■ Texte à analyser

————————

Admettons que l’ambition est aussi dérisoire que tordue. Il n’y a pas à s’étonner que celui ou celle qui a l’instant charge des cartons sur son diable, camion en double file, pour les poser devant la boutique là-bas, qui pèse le plateau de pomme pour en calculer le prix, qui, de profil, regarde dans le rétro, ouvre la porte latérale du bus pour laisser monter ou descendre les voyageurs s’amusent de ce fou qui s’escrime et qui rage en barbouillant quelques centimètres carrés de beige en songeant à Vermeer à travers Proust. Sauf à se laisser fasciner, un peu à distance, par cet étrange ailleurs où semblent se débattre les fous, précisément.

Il arrive que les faits donnent raison aux moqueurs. Le peintre n’a réussi qu’à maculer la toile d’un équivoque pâteux ou fruste. Ou bien il a effectivement brossé l’image d’un mur ou de n’importe quoi d’autre. On lui reconnaît même du talent : « on reconnait bien », ou, « c’est bien fait ». Mais c’est raconter des histoires, aux autres et à soi-même. Ça peut se faire assez tranquillement, et même ça s’enseigne. Il faut que ce soit son jour pour toucher autre chose ou même juste l’entrevoir. Comme cette carcasse de bœuf chez Rembrandt ou ses portraits de la maturité. Parce que vous sortez de cette perspective objectivante qui fait de vous l’acteur de votre regard et le maître de ce que vous assujettissez par lui. Parce que, dans un impalpable basculement, un regard vous est retourné et la chose elle-même vous point. Vous vous sentez devenir l’objet d’un regard. Quelque chose a répondu. Ce n’est peut-être que le seul écho de ce qu’on s’est acharné à projeter mais il faut qu’ait été atteint une certaine justesse pour que vibre un accord. Alors le ridicule et le vain sont payés par la jubilation. Il nous semble avoir réalisé un travail de luthier. Il vous suffira par un regard, une disposition d’esprit, une décontraction subtile de faire sonner la chose et entendre qu’elle donne juste.

————————

■ Lignes de données

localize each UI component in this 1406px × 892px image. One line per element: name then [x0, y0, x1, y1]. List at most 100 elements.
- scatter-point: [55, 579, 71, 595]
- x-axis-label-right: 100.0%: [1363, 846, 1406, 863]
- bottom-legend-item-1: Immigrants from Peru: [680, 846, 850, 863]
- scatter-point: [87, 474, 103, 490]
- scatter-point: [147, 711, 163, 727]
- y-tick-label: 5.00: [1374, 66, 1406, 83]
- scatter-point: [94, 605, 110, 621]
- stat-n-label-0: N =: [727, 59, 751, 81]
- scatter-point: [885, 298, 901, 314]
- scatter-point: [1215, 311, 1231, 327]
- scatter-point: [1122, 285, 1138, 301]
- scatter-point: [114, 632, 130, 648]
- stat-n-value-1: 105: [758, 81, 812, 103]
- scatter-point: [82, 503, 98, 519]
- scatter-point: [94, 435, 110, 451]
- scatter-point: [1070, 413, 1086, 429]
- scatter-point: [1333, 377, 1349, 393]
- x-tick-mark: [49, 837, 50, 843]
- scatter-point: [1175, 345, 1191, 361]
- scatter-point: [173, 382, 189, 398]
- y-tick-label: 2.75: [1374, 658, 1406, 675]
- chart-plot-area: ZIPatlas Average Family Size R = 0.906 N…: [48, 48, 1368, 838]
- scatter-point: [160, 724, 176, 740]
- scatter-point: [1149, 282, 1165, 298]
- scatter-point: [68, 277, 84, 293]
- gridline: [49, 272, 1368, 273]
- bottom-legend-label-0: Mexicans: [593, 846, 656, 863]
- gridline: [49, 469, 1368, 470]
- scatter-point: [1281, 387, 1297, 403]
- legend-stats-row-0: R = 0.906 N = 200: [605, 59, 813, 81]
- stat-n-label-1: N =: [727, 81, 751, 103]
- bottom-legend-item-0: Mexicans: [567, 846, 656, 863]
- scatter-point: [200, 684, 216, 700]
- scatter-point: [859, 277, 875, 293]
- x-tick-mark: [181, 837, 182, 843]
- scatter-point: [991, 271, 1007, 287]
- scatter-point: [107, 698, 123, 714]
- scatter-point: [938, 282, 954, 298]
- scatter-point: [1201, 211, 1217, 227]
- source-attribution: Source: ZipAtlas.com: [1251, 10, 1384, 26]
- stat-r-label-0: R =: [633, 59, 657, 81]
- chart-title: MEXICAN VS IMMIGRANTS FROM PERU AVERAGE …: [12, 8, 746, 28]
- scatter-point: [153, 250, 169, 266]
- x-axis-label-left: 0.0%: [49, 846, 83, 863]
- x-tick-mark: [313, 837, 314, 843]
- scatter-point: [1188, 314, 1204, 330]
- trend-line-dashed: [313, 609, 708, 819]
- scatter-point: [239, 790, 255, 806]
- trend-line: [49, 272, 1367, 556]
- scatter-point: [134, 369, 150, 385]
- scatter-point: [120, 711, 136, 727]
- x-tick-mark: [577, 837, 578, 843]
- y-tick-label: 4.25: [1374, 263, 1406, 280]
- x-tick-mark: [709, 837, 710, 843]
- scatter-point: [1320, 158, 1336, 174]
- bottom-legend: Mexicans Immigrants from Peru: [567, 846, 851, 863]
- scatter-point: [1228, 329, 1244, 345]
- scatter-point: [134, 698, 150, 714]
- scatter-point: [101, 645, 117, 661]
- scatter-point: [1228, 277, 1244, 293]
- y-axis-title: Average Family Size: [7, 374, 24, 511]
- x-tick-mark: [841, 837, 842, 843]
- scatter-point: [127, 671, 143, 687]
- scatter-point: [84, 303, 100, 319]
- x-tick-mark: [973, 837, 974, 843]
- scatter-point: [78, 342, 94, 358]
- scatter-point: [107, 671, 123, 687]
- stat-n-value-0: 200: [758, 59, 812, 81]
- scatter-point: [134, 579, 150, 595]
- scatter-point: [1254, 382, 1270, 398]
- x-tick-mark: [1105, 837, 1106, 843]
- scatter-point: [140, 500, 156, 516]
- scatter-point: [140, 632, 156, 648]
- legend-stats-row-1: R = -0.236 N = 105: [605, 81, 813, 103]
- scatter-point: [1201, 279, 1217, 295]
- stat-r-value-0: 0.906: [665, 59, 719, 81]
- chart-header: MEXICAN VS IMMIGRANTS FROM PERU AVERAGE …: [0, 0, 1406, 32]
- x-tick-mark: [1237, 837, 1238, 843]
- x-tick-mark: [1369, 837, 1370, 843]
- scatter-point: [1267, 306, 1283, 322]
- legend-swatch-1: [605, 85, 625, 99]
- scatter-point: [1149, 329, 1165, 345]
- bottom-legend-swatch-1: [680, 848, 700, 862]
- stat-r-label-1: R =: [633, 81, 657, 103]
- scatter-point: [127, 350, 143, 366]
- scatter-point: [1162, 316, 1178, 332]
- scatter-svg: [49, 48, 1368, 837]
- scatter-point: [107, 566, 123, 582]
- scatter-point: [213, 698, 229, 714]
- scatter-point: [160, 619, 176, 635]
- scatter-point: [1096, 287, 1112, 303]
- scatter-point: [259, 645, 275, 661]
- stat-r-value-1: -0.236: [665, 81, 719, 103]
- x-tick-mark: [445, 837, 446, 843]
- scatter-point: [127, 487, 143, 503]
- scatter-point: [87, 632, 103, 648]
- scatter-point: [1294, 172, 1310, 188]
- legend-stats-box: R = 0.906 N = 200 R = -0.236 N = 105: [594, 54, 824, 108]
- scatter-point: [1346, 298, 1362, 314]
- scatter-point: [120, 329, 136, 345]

————————

■ Objectif de la tâche
Poursuivez, s'il vous plaît, le texte sur le peintre et son regard à partir de sa dernière phrase. Ces lignes proviennent d'une autre source que le texte.

■ Réponse proposée
C’est en toxicomane qu’on essaiera avec d’autres accords, dans un autre tableau de renouveler l’expérience. On s’accrochera à des illusions, se désespérera souvent, remis en selle par ce désir de parcourir et d’explorer ces territoires harmoniques où le mat et l’atone, l’interne laissent place à un écarquillement complice, à cet « Ouvert » que percevait Rilke dans le regard des animaux.